> [SELECTION]
----------
[lustre-discuss] Mistake while removing an OST

2023-02-01 Thread BALVERS Martin via lustre-discuss
Hi,

I have a defective OSS with a single OST that I was tying to remove from the 
lustre filesystem completely (2.15.1). I was following 
https://doc.lustre.org/lustre_manual.xhtml#lustremaint.remove_ost
I had drained the OST and was now using the commands with llog_cancel to remove 
the config. This is where it went wrong. I first deleted attach, setup, add_osc 
indexes for the 'client' and then needed to also delete those for MDT and 
MDT0001, but I accidentally removed two more indexes from the 'client'.
Now I have incomplete client llogs for one OST, I am missing the add_uuid and 
attach lines for OST0002.

[root@mds ~]# lctl --device MGS llog_print lustre-client
- { index: 34, event: add_uuid, nid: 192.168.2.3@tcp(0x2c0a80203), node: 
192.168.2.3@tcp }
- { index: 35, event: attach, device: lustre-OST0001-osc, type: osc, UUID: 
lustre-clilov_UUID }
- { index: 36, event: setup, device: lustre-OST0001-osc, UUID: 
lustre-OST0001_UUID, node: 192.168.2.3@tcp }
- { index: 37, event: add_osc, device: lustre-clilov, ost: lustre-OST0001_UUID, 
index: 1, gen: 1 }

- { index: 42, event: setup, device: lustre-OST0002-osc, UUID: 
lustre-OST0002_UUID, node: 192.168.2.4@tcp }
- { index: 43, event: add_osc, device: lustre-clilov, ost: lustre-OST0002_UUID, 
index: 2, gen: 1 }

Is there a way to recover from this ?

I hope someone can help.

Regards,
Martin Balvers

Ce message électronique et tous les fichiers attachés qu'il contient sont 
confidentiels et destinés exclusivement à l'usage de la personne à laquelle ils 
sont adressés. Si vous avez reçu ce message par erreur, merci de le retourner à 
son émetteur. Les idées et opinions présentées dans ce message sont celles de 
son auteur, et ne représentent pas nécessairement celles de DANONE ou d'une 
quelconque de ses filiales. La publication, l'usage, la distribution, 
l'impression ou la copie non autorisée de ce message et des attachements qu'il 
contient sont strictement interdits.
----------
[Element box annotations]
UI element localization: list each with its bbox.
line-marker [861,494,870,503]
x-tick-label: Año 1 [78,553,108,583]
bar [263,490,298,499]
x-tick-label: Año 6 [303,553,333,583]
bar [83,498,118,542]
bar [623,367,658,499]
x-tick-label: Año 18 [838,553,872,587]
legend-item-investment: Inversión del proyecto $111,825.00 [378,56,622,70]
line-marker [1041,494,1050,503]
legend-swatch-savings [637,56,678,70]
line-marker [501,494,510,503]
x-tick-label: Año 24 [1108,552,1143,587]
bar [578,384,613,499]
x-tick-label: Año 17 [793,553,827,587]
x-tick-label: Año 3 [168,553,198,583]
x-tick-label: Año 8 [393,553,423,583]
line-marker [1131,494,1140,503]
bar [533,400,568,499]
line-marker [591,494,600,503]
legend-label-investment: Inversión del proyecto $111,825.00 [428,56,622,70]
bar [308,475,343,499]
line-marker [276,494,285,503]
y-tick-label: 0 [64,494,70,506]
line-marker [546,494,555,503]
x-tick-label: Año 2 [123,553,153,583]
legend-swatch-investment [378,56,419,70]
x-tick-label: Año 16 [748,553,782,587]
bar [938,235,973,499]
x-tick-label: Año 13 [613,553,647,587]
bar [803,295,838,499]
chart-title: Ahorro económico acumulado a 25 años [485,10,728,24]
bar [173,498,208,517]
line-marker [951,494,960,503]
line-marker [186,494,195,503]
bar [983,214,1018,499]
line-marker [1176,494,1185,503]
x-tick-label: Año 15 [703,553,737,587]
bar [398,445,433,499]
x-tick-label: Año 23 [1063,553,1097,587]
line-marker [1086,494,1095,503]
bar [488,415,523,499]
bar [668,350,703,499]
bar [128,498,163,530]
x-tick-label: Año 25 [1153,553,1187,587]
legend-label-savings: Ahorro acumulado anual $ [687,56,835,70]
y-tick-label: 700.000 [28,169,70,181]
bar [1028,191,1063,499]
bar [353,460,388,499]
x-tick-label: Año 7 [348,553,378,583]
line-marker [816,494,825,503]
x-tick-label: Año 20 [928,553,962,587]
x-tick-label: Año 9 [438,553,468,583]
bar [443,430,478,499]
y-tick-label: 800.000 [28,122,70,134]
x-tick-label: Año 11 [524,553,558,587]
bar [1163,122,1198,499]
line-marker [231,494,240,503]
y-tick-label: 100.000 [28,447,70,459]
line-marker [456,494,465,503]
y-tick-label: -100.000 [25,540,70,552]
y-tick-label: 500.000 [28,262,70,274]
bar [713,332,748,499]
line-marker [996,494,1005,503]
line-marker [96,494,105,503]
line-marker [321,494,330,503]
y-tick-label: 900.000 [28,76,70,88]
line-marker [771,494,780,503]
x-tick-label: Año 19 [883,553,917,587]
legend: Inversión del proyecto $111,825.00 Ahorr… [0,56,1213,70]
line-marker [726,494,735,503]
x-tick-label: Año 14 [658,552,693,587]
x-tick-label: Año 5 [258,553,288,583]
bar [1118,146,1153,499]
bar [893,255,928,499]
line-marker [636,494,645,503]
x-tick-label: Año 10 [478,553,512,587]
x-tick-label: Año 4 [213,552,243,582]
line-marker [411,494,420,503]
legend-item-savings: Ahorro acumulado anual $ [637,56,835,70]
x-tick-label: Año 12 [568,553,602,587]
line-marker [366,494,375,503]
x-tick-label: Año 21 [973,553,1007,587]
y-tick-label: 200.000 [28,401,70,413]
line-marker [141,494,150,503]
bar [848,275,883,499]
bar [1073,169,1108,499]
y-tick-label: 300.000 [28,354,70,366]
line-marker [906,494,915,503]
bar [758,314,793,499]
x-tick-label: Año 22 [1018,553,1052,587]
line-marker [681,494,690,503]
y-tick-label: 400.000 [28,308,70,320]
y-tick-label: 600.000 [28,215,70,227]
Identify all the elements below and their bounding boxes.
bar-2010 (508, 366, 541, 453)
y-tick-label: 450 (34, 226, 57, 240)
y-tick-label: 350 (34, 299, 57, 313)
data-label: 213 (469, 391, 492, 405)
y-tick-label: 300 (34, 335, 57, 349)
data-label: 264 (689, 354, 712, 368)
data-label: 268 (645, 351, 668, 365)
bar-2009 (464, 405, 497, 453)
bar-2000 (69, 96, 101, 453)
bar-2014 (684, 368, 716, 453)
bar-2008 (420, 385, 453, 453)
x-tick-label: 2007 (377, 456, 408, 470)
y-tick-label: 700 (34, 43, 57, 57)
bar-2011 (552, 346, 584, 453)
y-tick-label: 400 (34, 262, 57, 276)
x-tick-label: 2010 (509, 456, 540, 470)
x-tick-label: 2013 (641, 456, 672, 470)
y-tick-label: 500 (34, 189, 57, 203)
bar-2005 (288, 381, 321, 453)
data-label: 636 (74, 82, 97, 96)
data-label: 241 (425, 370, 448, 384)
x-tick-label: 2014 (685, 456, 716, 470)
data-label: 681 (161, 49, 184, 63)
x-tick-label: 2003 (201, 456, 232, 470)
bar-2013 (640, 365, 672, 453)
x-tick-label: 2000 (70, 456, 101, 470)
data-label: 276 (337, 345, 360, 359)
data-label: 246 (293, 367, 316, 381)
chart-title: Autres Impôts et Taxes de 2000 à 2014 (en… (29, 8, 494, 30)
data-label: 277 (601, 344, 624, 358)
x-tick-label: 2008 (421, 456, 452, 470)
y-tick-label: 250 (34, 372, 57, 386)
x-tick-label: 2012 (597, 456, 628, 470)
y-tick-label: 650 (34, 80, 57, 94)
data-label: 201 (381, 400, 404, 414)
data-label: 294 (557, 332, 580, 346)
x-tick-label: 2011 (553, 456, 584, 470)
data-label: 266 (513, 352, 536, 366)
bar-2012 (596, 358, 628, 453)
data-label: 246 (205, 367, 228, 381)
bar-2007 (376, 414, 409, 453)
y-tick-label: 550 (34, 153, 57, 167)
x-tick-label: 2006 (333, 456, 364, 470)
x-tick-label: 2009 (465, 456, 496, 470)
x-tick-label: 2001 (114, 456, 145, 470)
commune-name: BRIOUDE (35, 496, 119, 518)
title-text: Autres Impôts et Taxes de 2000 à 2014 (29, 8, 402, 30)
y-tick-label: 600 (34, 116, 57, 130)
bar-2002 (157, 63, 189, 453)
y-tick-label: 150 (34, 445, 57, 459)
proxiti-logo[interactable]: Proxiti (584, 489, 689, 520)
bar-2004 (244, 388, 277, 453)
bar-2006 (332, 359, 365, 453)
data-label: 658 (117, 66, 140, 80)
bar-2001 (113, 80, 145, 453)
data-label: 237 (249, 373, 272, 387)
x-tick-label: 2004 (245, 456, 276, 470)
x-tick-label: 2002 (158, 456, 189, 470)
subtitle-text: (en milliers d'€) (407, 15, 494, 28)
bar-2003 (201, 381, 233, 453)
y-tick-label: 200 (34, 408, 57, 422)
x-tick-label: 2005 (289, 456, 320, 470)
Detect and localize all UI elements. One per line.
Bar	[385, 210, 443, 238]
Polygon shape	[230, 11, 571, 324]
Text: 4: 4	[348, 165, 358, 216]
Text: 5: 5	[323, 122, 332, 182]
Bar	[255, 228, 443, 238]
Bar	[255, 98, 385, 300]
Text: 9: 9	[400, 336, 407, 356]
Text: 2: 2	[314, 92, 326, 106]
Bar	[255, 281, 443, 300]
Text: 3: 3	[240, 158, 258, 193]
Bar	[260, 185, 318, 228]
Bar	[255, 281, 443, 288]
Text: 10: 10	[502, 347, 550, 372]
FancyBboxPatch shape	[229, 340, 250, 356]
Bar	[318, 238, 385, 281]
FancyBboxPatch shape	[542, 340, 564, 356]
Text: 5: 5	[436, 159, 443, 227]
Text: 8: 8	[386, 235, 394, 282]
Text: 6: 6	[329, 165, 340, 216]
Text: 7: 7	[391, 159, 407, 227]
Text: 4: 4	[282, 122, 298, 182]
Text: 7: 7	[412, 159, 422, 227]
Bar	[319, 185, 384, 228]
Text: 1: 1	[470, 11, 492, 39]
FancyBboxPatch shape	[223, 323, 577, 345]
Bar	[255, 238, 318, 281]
----------
> [PROBLEMS]
(A) Duplicate the part of the Lustre OST removal post from "2023-02-01 Thread BALVERS" up to and including "from the 'client'.".
(B) Summarize the Lustre OST removal post in two sentences.
(C) Carry the Lustre OST removal post further, starting from the point where it ends.

> [EXPECTED ANSWERS]
(A)
2023-02-01 Thread BALVERS Martin via lustre-discuss
Hi,

I have a defective OSS with a single OST that I was tying to remove from the 
lustre filesystem completely (2.15.1). I was following 
https://doc.lustre.org/lustre_manual.xhtml#lustremaint.remove_ost
I had drained the OST and was now using the commands with llog_cancel to remove 
the config. This is where it went wrong. I first deleted attach, setup, add_osc 
indexes for the 'client' and then needed to also delete those for MDT and 
MDT0001, but I accidentally removed two more indexes from the 'client'.

(B) While following the Lustre manual to completely remove a defective OSS with a single OST from a 2.15.1 filesystem, the writer drained the OST and used llog_cancel commands to delete its configuration. Two extra indexes were accidentally removed from the client log, which now lacks the add_uuid and attach lines for OST0002, and the writer asks whether there is a way to recover.

(C)
This e-mail and any files transmitted with it are confidential and intended 
solely for the use of the individual to whom it is addressed. If you have 
received this email in error please send it back to the person that sent it to 
you. Any views or opinions presented are solely those of its author and do not 
necessarily represent those of DANONE or any of its subsidiary companies. 
Unauthorized publication, use, dissemination, forwarding, printing or copying 
of this email and its associated attachments is strictly prohibited.
___
lustre-discuss mailing list
lustre-discuss@lists.lustre.org
http://lists.lustre.org/listinfo.cgi/lustre-discuss-lustre.org


Re: [lustre-discuss] Mistake while removing an OST

2023-02-01 Thread Andreas Dilger via lustre-discuss
You should just be able to run the "writeconf" process to regenerate the config 
logs. The removed OST will not re-register with the MGS, but all of the other 
servers will, so it should be fine.

Cheers, Andreas

On Feb 1, 2023, at 03:48, BALVERS Martin via lustre-discuss 
 wrote:


Hi,

I have a defective OSS with a single OST that I was tying to remove from the 
lustre filesystem completely (2.15.1). I was following 
https://doc.lustre.org/lustre_manual.xhtml#lustremaint.remove_ost
I had drained the OST and was now using the commands with llog_cancel to remove 
the config. This is where it went wrong. I first deleted attach, setup, add_osc 
indexes for the ‘client’ and then needed to also delete those for MDT and 
MDT0001, but I accidentally removed two more indexes from the ‘client’.
Now I have incomplete client llogs for one OST, I am missing the add_uuid and 
attach lines for OST0002.

[root@mds ~]# lctl --device MGS llog_print lustre-client
- { index: 34, event: add_uuid, nid: 192.168.2.3@tcp(0x2c0a80203), node: 
192.168.2.3@tcp }
- { index: 35, event: attach, device: lustre-OST0001-osc, type: osc, UUID: 
lustre-clilov_UUID }
- { index: 36, event: setup, device: lustre-OST0001-osc, UUID: 
lustre-OST0001_UUID, node: 192.168.2.3@tcp }
- { index: 37, event: add_osc, device: lustre-clilov, ost: lustre-OST0001_UUID, 
index: 1, gen: 1 }

- { index: 42, event: setup, device: lustre-OST0002-osc, UUID: 
lustre-OST0002_UUID, node: 192.168.2.4@tcp }
- { index: 43, event: add_osc, device: lustre-clilov, ost: lustre-OST0002_UUID, 
index: 2, gen: 1 }

Is there a way to recover from this ?

I hope someone can help.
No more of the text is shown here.